• **Your goal**: Pull every line that holds the word "name" from the entries.

[Dataset rows about figures]
↓↓↓

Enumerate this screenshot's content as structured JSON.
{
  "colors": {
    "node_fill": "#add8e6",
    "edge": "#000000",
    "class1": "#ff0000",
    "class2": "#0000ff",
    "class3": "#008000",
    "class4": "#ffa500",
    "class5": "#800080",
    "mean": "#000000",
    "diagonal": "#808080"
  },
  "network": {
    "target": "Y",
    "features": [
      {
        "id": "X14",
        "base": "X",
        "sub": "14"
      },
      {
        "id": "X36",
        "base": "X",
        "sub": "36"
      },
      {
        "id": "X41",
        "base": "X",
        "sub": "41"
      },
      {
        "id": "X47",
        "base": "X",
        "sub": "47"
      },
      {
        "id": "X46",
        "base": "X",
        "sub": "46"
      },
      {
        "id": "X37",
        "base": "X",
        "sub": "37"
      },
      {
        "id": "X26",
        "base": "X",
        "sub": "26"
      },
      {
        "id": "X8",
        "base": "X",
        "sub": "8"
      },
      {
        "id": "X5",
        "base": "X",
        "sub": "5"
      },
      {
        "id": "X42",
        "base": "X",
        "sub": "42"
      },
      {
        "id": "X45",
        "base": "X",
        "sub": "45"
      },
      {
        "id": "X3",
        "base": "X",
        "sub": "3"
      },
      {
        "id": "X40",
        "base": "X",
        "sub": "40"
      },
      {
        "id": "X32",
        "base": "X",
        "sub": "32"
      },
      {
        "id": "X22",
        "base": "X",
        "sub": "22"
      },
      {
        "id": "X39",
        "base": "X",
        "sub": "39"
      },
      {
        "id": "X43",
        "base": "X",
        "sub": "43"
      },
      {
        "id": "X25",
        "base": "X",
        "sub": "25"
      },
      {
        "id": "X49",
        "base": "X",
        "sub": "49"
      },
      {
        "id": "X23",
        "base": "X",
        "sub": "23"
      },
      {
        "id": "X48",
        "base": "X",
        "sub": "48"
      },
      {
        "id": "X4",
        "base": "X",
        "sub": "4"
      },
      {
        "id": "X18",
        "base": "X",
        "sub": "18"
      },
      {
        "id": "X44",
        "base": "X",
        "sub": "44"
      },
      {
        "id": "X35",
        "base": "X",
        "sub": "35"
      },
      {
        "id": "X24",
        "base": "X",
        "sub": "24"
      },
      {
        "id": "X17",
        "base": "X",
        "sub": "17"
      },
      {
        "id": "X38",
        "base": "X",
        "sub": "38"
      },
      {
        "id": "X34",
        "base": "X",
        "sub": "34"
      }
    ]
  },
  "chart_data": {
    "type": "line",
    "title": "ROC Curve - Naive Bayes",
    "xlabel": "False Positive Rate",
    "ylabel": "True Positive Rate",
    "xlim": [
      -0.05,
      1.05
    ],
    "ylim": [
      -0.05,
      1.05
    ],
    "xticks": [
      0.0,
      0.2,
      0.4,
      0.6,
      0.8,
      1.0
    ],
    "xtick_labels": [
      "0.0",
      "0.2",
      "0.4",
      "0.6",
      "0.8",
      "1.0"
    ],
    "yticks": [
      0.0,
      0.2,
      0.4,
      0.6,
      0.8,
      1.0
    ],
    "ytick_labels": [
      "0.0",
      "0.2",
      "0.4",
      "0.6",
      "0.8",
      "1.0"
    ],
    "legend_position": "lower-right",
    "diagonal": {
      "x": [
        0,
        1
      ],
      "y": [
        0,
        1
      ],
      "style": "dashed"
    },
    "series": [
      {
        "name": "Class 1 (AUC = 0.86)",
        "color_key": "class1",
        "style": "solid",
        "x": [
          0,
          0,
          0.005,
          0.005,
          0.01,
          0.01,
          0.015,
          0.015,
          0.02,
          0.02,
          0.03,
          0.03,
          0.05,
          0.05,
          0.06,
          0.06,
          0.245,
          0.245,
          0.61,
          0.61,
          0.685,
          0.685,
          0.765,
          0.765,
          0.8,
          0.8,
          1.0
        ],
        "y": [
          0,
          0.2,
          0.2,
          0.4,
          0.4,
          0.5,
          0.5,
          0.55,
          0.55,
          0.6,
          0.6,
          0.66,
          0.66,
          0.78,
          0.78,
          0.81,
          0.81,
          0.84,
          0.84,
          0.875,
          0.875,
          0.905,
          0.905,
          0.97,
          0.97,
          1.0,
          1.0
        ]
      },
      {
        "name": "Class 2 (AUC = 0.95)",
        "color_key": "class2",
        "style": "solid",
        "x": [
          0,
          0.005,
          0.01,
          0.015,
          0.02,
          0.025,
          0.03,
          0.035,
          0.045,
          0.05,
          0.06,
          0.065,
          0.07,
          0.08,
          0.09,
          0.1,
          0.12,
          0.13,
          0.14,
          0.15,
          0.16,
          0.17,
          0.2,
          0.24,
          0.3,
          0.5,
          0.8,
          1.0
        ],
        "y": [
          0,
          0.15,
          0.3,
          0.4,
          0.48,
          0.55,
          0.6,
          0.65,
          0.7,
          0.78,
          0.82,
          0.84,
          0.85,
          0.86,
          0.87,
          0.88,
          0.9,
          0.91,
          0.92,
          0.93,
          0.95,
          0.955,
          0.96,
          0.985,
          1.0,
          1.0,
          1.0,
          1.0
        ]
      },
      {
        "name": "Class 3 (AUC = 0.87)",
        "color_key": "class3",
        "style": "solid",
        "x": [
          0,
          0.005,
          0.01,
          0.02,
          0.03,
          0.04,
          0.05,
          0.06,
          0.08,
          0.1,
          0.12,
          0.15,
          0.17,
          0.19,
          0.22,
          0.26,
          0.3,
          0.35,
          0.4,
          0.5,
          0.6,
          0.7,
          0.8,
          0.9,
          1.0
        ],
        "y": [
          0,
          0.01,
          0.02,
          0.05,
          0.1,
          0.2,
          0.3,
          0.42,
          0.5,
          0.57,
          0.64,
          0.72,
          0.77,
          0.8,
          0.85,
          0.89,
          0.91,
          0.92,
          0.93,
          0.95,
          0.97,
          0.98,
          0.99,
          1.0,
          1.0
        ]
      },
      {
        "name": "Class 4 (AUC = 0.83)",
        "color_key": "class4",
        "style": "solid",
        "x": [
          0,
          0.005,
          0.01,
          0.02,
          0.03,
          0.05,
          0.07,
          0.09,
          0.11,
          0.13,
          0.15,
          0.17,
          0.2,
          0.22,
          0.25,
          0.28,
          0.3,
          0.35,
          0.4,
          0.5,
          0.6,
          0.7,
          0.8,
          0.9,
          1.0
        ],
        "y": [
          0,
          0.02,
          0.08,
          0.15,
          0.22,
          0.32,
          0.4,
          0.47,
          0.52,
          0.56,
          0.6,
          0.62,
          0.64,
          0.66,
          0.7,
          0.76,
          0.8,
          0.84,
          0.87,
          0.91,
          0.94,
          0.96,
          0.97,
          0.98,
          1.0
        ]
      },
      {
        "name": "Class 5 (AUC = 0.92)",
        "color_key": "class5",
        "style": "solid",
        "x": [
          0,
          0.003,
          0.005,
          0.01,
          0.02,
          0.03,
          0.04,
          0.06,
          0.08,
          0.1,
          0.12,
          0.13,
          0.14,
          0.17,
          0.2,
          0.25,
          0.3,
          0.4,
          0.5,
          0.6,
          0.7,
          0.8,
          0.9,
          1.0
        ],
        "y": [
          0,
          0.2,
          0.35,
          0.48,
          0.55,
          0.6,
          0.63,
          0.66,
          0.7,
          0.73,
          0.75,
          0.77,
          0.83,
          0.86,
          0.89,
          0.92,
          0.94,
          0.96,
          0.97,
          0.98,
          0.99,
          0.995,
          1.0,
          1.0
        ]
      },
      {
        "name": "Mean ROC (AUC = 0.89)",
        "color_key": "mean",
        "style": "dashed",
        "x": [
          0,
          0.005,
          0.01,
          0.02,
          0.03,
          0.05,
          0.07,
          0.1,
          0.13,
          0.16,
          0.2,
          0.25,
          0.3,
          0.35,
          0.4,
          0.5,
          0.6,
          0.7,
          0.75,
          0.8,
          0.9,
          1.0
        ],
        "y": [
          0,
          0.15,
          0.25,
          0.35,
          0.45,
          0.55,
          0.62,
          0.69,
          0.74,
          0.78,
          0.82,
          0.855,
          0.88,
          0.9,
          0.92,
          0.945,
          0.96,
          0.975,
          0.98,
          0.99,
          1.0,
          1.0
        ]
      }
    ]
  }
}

↑↑↑

• **Reply to the exercise**:
        "name": "Class 1 (AUC = 0.86)",
        "name": "Class 2 (AUC = 0.95)",
        "name": "Class 3 (AUC = 0.87)",
        "name": "Class 4 (AUC = 0.83)",
        "name": "Class 5 (AUC = 0.92)",
        "name": "Mean ROC (AUC = 0.89)",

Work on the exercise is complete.